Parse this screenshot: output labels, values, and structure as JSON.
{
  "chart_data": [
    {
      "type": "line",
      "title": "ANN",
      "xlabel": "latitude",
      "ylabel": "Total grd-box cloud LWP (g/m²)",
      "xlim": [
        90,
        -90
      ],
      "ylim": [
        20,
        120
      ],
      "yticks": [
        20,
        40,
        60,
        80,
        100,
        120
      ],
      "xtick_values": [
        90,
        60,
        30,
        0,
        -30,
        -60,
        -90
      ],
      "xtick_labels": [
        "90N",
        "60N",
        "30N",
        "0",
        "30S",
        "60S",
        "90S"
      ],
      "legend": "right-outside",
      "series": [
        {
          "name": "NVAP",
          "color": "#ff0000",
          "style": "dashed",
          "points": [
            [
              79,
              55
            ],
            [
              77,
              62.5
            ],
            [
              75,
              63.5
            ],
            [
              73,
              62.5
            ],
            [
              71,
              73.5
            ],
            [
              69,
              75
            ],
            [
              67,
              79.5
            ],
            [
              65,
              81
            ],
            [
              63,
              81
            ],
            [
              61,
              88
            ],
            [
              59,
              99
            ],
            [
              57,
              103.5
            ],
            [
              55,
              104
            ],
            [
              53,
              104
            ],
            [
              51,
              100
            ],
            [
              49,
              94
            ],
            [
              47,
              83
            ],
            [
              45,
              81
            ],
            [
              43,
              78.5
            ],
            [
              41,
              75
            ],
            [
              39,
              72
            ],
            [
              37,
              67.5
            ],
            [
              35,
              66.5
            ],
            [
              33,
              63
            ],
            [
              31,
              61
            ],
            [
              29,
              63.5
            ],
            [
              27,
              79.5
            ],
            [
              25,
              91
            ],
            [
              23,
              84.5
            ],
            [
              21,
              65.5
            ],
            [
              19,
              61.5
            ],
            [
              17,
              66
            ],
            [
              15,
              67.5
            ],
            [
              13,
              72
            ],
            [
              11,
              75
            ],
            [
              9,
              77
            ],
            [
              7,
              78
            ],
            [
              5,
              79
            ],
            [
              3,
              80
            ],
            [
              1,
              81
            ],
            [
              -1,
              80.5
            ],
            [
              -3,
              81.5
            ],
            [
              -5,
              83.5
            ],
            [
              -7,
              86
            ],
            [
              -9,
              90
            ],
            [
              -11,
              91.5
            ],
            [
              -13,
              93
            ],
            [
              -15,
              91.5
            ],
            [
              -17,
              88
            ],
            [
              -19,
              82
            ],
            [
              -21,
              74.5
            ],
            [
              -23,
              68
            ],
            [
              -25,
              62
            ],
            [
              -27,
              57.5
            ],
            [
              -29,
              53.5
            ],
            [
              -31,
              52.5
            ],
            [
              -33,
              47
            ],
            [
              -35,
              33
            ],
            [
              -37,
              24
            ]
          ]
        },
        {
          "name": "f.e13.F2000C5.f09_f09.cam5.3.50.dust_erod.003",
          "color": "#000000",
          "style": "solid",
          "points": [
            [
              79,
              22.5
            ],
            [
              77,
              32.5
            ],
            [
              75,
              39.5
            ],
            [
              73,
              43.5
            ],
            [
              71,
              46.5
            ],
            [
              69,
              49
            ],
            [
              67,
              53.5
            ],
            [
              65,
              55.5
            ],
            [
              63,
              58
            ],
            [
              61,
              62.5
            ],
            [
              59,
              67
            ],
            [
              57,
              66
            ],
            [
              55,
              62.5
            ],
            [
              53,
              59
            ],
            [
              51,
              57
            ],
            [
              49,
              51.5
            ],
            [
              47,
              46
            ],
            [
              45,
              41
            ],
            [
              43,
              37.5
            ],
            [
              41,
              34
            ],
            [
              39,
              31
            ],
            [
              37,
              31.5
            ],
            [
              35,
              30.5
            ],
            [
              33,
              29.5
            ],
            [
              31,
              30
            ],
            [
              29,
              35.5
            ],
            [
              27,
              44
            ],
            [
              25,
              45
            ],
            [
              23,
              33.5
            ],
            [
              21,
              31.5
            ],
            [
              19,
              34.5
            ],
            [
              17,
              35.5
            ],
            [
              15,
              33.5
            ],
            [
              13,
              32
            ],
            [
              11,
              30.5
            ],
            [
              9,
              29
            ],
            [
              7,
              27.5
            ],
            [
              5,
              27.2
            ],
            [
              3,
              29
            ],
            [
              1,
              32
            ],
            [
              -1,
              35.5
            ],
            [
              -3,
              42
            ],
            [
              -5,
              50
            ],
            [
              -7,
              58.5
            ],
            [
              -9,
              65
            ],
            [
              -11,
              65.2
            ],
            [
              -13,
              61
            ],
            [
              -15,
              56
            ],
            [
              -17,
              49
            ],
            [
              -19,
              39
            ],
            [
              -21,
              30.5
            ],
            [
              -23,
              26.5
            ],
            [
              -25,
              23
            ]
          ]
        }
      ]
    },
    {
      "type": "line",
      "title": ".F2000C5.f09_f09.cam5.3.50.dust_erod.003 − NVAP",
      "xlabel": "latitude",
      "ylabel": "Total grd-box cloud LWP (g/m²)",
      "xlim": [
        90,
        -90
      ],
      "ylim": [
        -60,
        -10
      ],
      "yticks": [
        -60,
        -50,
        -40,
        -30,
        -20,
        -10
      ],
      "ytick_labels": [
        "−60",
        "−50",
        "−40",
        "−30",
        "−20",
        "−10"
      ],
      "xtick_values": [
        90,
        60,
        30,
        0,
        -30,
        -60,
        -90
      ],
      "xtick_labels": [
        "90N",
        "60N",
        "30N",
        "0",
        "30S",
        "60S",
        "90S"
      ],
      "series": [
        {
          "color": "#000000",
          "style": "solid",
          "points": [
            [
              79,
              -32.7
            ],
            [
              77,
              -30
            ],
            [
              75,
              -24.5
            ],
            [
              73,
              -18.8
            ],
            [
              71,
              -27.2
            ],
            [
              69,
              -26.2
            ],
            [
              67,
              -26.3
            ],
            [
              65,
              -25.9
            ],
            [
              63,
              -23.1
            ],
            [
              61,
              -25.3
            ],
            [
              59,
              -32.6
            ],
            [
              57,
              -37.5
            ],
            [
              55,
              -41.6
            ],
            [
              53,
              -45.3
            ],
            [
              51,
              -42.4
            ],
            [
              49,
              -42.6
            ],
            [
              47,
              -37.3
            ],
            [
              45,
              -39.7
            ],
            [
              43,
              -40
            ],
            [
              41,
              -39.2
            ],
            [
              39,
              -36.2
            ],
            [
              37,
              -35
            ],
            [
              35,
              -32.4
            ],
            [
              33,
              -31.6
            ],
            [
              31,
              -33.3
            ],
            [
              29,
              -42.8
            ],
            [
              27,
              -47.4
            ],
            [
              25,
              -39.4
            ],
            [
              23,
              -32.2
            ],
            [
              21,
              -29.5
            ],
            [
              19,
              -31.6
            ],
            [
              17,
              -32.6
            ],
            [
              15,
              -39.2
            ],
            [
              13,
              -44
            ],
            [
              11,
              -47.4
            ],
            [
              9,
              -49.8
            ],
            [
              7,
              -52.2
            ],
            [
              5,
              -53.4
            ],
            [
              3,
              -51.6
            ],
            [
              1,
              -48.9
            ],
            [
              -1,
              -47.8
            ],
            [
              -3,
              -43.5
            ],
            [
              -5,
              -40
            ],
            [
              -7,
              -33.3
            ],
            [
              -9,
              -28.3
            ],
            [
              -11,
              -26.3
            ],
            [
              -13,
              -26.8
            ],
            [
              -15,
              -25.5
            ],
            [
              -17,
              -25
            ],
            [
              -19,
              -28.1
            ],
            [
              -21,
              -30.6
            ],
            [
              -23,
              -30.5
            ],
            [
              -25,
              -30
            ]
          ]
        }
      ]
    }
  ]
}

DO THIS =
All of the material above needs to be copied exactly.

REPLY =
Parse this screenshot: output labels, values, and structure as JSON.
{
  "chart_data": [
    {
      "type": "line",
      "title": "ANN",
      "xlabel": "latitude",
      "ylabel": "Total grd-box cloud LWP (g/m²)",
      "xlim": [
        90,
        -90
      ],
      "ylim": [
        20,
        120
      ],
      "yticks": [
        20,
        40,
        60,
        80,
        100,
        120
      ],
      "xtick_values": [
        90,
        60,
        30,
        0,
        -30,
        -60,
        -90
      ],
      "xtick_labels": [
        "90N",
        "60N",
        "30N",
        "0",
        "30S",
        "60S",
        "90S"
      ],
      "legend": "right-outside",
      "series": [
        {
          "name": "NVAP",
          "color": "#ff0000",
          "style": "dashed",
          "points": [
            [
              79,
              55
            ],
            [
              77,
              62.5
            ],
            [
              75,
              63.5
            ],
            [
              73,
              62.5
            ],
            [
              71,
              73.5
            ],
            [
              69,
              75
            ],
            [
              67,
              79.5
            ],
            [
              65,
              81
            ],
            [
              63,
              81
            ],
            [
              61,
              88
            ],
            [
              59,
              99
            ],
            [
              57,
              103.5
            ],
            [
              55,
              104
            ],
            [
              53,
              104
            ],
            [
              51,
              100
            ],
            [
              49,
              94
            ],
            [
              47,
              83
            ],
            [
              45,
              81
            ],
            [
              43,
              78.5
            ],
            [
              41,
              75
            ],
            [
              39,
              72
            ],
            [
              37,
              67.5
            ],
            [
              35,
              66.5
            ],
            [
              33,
              63
            ],
            [
              31,
              61
            ],
            [
              29,
              63.5
            ],
            [
              27,
              79.5
            ],
            [
              25,
              91
            ],
            [
              23,
              84.5
            ],
            [
              21,
              65.5
            ],
            [
              19,
              61.5
            ],
            [
              17,
              66
            ],
            [
              15,
              67.5
            ],
            [
              13,
              72
            ],
            [
              11,
              75
            ],
            [
              9,
              77
            ],
            [
              7,
              78
            ],
            [
              5,
              79
            ],
            [
              3,
              80
            ],
            [
              1,
              81
            ],
            [
              -1,
              80.5
            ],
            [
              -3,
              81.5
            ],
            [
              -5,
              83.5
            ],
            [
              -7,
              86
            ],
            [
              -9,
              90
            ],
            [
              -11,
              91.5
            ],
            [
              -13,
              93
            ],
            [
              -15,
              91.5
            ],
            [
              -17,
              88
            ],
            [
              -19,
              82
            ],
            [
              -21,
              74.5
            ],
            [
              -23,
              68
            ],
            [
              -25,
              62
            ],
            [
              -27,
              57.5
            ],
            [
              -29,
              53.5
            ],
            [
              -31,
              52.5
            ],
            [
              -33,
              47
            ],
            [
              -35,
              33
            ],
            [
              -37,
              24
            ]
          ]
        },
        {
          "name": "f.e13.F2000C5.f09_f09.cam5.3.50.dust_erod.003",
          "color": "#000000",
          "style": "solid",
          "points": [
            [
              79,
              22.5
            ],
            [
              77,
              32.5
            ],
            [
              75,
              39.5
            ],
            [
              73,
              43.5
            ],
            [
              71,
              46.5
            ],
            [
              69,
              49
            ],
            [
              67,
              53.5
            ],
            [
              65,
              55.5
            ],
            [
              63,
              58
            ],
            [
              61,
              62.5
            ],
            [
              59,
              67
            ],
            [
              57,
              66
            ],
            [
              55,
              62.5
            ],
            [
              53,
              59
            ],
            [
              51,
              57
            ],
            [
              49,
              51.5
            ],
            [
              47,
              46
            ],
            [
              45,
              41
            ],
            [
              43,
              37.5
            ],
            [
              41,
              34
            ],
            [
              39,
              31
            ],
            [
              37,
              31.5
            ],
            [
              35,
              30.5
            ],
            [
              33,
              29.5
            ],
            [
              31,
              30
            ],
            [
              29,
              35.5
            ],
            [
              27,
              44
            ],
            [
              25,
              45
            ],
            [
              23,
              33.5
            ],
            [
              21,
              31.5
            ],
            [
              19,
              34.5
            ],
            [
              17,
              35.5
            ],
            [
              15,
              33.5
            ],
            [
              13,
              32
            ],
            [
              11,
              30.5
            ],
            [
              9,
              29
            ],
            [
              7,
              27.5
            ],
            [
              5,
              27.2
            ],
            [
              3,
              29
            ],
            [
              1,
              32
            ],
            [
              -1,
              35.5
            ],
            [
              -3,
              42
            ],
            [
              -5,
              50
            ],
            [
              -7,
              58.5
            ],
            [
              -9,
              65
            ],
            [
              -11,
              65.2
            ],
            [
              -13,
              61
            ],
            [
              -15,
              56
            ],
            [
              -17,
              49
            ],
            [
              -19,
              39
            ],
            [
              -21,
              30.5
            ],
            [
              -23,
              26.5
            ],
            [
              -25,
              23
            ]
          ]
        }
      ]
    },
    {
      "type": "line",
      "title": ".F2000C5.f09_f09.cam5.3.50.dust_erod.003 − NVAP",
      "xlabel": "latitude",
      "ylabel": "Total grd-box cloud LWP (g/m²)",
      "xlim": [
        90,
        -90
      ],
      "ylim": [
        -60,
        -10
      ],
      "yticks": [
        -60,
        -50,
        -40,
        -30,
        -20,
        -10
      ],
      "ytick_labels": [
        "−60",
        "−50",
        "−40",
        "−30",
        "−20",
        "−10"
      ],
      "xtick_values": [
        90,
        60,
        30,
        0,
        -30,
        -60,
        -90
      ],
      "xtick_labels": [
        "90N",
        "60N",
        "30N",
        "0",
        "30S",
        "60S",
        "90S"
      ],
      "series": [
        {
          "color": "#000000",
          "style": "solid",
          "points": [
            [
              79,
              -32.7
            ],
            [
              77,
              -30
            ],
            [
              75,
              -24.5
            ],
            [
              73,
              -18.8
            ],
            [
              71,
              -27.2
            ],
            [
              69,
              -26.2
            ],
            [
              67,
              -26.3
            ],
            [
              65,
              -25.9
            ],
            [
              63,
              -23.1
            ],
            [
              61,
              -25.3
            ],
            [
              59,
              -32.6
            ],
            [
              57,
              -37.5
            ],
            [
              55,
              -41.6
            ],
            [
              53,
              -45.3
            ],
            [
              51,
              -42.4
            ],
            [
              49,
              -42.6
            ],
            [
              47,
              -37.3
            ],
            [
              45,
              -39.7
            ],
            [
              43,
              -40
            ],
            [
              41,
              -39.2
            ],
            [
              39,
              -36.2
            ],
            [
              37,
              -35
            ],
            [
              35,
              -32.4
            ],
            [
              33,
              -31.6
            ],
            [
              31,
              -33.3
            ],
            [
              29,
              -42.8
            ],
            [
              27,
              -47.4
            ],
            [
              25,
              -39.4
            ],
            [
              23,
              -32.2
            ],
            [
              21,
              -29.5
            ],
            [
              19,
              -31.6
            ],
            [
              17,
              -32.6
            ],
            [
              15,
              -39.2
            ],
            [
              13,
              -44
            ],
            [
              11,
              -47.4
            ],
            [
              9,
              -49.8
            ],
            [
              7,
              -52.2
            ],
            [
              5,
              -53.4
            ],
            [
              3,
              -51.6
            ],
            [
              1,
              -48.9
            ],
            [
              -1,
              -47.8
            ],
            [
              -3,
              -43.5
            ],
            [
              -5,
              -40
            ],
            [
              -7,
              -33.3
            ],
            [
              -9,
              -28.3
            ],
            [
              -11,
              -26.3
            ],
            [
              -13,
              -26.8
            ],
            [
              -15,
              -25.5
            ],
            [
              -17,
              -25
            ],
            [
              -19,
              -28.1
            ],
            [
              -21,
              -30.6
            ],
            [
              -23,
              -30.5
            ],
            [
              -25,
              -30
            ]
          ]
        }
      ]
    }
  ]
}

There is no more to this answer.